* Your instructions
Copy the data precisely, character for character, and leave out every picture.

━━━ Data listing

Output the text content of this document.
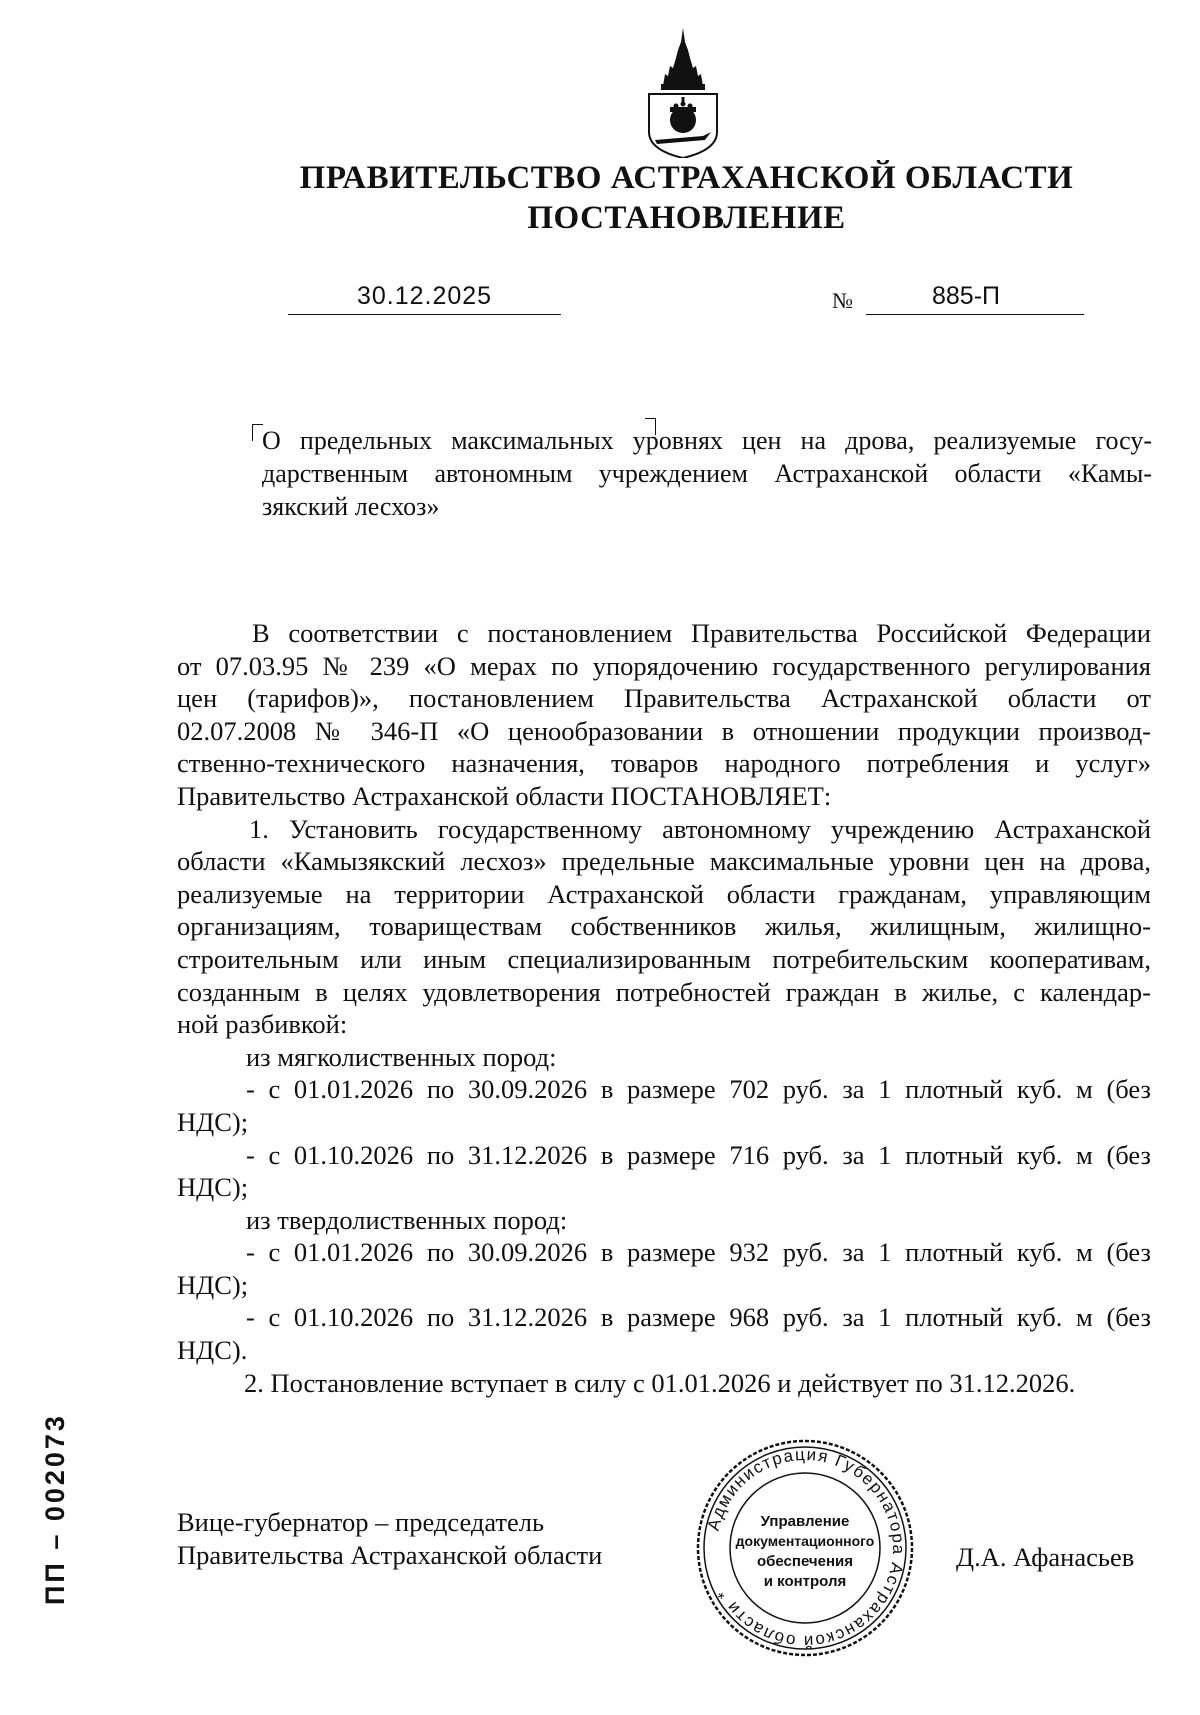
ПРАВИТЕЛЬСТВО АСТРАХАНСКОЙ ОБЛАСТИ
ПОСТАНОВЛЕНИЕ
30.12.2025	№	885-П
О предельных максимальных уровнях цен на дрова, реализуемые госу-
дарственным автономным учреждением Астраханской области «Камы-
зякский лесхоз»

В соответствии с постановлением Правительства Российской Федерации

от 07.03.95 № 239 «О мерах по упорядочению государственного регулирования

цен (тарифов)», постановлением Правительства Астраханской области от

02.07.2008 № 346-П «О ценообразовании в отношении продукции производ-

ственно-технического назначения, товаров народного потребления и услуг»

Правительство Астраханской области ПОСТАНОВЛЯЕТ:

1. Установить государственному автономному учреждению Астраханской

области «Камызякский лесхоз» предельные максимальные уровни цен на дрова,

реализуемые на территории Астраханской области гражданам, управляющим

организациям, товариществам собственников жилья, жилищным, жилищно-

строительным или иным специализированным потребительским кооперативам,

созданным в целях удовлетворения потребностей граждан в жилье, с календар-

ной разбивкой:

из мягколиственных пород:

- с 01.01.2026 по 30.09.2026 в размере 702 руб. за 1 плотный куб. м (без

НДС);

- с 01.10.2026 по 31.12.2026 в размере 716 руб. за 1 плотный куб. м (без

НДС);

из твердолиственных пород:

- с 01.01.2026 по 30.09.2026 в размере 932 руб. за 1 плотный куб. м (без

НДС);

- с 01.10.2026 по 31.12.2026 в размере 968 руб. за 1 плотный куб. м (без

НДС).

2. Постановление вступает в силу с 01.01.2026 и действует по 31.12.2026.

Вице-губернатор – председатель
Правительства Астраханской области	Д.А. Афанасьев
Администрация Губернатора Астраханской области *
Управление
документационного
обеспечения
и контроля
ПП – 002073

━━━━━━

* Exercise output
Output the text content of this document.
ПРАВИТЕЛЬСТВО АСТРАХАНСКОЙ ОБЛАСТИ
ПОСТАНОВЛЕНИЕ
30.12.2025	№	885-П
О предельных максимальных уровнях цен на дрова, реализуемые госу-
дарственным автономным учреждением Астраханской области «Камы-
зякский лесхоз»

В соответствии с постановлением Правительства Российской Федерации

от 07.03.95 № 239 «О мерах по упорядочению государственного регулирования

цен (тарифов)», постановлением Правительства Астраханской области от

02.07.2008 № 346-П «О ценообразовании в отношении продукции производ-

ственно-технического назначения, товаров народного потребления и услуг»

Правительство Астраханской области ПОСТАНОВЛЯЕТ:

1. Установить государственному автономному учреждению Астраханской

области «Камызякский лесхоз» предельные максимальные уровни цен на дрова,

реализуемые на территории Астраханской области гражданам, управляющим

организациям, товариществам собственников жилья, жилищным, жилищно-

строительным или иным специализированным потребительским кооперативам,

созданным в целях удовлетворения потребностей граждан в жилье, с календар-

ной разбивкой:

из мягколиственных пород:

- с 01.01.2026 по 30.09.2026 в размере 702 руб. за 1 плотный куб. м (без

НДС);

- с 01.10.2026 по 31.12.2026 в размере 716 руб. за 1 плотный куб. м (без

НДС);

из твердолиственных пород:

- с 01.01.2026 по 30.09.2026 в размере 932 руб. за 1 плотный куб. м (без

НДС);

- с 01.10.2026 по 31.12.2026 в размере 968 руб. за 1 плотный куб. м (без

НДС).

2. Постановление вступает в силу с 01.01.2026 и действует по 31.12.2026.

Вице-губернатор – председатель
Правительства Астраханской области	Д.А. Афанасьев
Администрация Губернатора Астраханской области *
Управление
документационного
обеспечения
и контроля
ПП – 002073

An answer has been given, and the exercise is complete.